Copy every line of the records below that holds the word "screenshot".

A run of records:
==============================

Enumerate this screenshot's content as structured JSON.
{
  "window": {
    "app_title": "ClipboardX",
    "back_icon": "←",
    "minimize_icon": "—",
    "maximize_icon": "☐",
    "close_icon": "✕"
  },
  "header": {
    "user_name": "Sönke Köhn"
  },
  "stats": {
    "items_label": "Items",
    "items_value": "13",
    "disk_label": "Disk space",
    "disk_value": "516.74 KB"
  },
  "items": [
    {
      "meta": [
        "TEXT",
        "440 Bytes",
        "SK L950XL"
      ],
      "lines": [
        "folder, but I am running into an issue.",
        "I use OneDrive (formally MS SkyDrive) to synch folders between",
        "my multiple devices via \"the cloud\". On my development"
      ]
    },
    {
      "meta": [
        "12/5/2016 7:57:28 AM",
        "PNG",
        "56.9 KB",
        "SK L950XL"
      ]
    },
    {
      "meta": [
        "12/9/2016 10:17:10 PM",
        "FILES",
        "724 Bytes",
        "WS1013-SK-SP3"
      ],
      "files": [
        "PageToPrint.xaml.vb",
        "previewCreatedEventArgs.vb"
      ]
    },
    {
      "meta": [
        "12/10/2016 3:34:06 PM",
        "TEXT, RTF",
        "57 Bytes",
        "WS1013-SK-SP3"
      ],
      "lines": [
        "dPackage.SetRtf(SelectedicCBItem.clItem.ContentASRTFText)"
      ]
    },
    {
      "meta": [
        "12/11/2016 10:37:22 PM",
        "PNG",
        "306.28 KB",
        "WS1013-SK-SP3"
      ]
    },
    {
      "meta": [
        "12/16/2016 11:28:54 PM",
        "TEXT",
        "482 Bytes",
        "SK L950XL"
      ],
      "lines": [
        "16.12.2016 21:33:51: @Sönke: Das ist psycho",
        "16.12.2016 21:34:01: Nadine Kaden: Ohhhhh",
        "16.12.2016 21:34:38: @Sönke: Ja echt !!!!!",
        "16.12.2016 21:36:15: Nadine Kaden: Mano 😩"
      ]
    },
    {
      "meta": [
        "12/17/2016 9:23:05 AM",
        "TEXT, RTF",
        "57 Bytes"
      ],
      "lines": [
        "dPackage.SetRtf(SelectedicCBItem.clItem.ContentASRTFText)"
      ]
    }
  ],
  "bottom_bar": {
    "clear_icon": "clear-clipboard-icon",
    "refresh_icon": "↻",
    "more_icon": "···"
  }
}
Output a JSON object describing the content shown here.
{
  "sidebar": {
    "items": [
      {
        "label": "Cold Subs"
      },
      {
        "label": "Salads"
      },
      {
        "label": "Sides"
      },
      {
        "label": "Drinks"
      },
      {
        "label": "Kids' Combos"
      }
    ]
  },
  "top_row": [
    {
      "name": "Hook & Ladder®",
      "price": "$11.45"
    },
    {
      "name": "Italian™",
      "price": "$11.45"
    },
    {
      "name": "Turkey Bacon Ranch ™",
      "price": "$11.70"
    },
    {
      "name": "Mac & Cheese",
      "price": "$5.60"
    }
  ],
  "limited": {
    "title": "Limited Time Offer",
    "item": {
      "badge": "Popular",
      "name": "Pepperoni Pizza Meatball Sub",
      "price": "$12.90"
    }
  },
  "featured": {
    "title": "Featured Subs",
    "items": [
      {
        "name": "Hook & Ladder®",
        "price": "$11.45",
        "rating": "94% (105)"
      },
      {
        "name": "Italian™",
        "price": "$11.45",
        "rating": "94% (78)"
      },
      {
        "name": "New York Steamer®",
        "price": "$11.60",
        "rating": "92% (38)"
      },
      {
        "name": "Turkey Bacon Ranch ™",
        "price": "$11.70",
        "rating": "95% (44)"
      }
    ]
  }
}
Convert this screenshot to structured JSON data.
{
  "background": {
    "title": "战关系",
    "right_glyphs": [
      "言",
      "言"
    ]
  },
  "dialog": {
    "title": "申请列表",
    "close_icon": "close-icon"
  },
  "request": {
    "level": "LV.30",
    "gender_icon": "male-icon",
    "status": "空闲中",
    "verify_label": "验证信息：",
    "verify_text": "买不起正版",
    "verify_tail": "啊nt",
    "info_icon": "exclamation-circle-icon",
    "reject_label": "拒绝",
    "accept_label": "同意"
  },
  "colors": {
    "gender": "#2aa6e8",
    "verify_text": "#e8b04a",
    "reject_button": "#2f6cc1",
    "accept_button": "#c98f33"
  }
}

==============================

> Solution for this task
Enumerate this screenshot's content as structured JSON.
Convert this screenshot to structured JSON data.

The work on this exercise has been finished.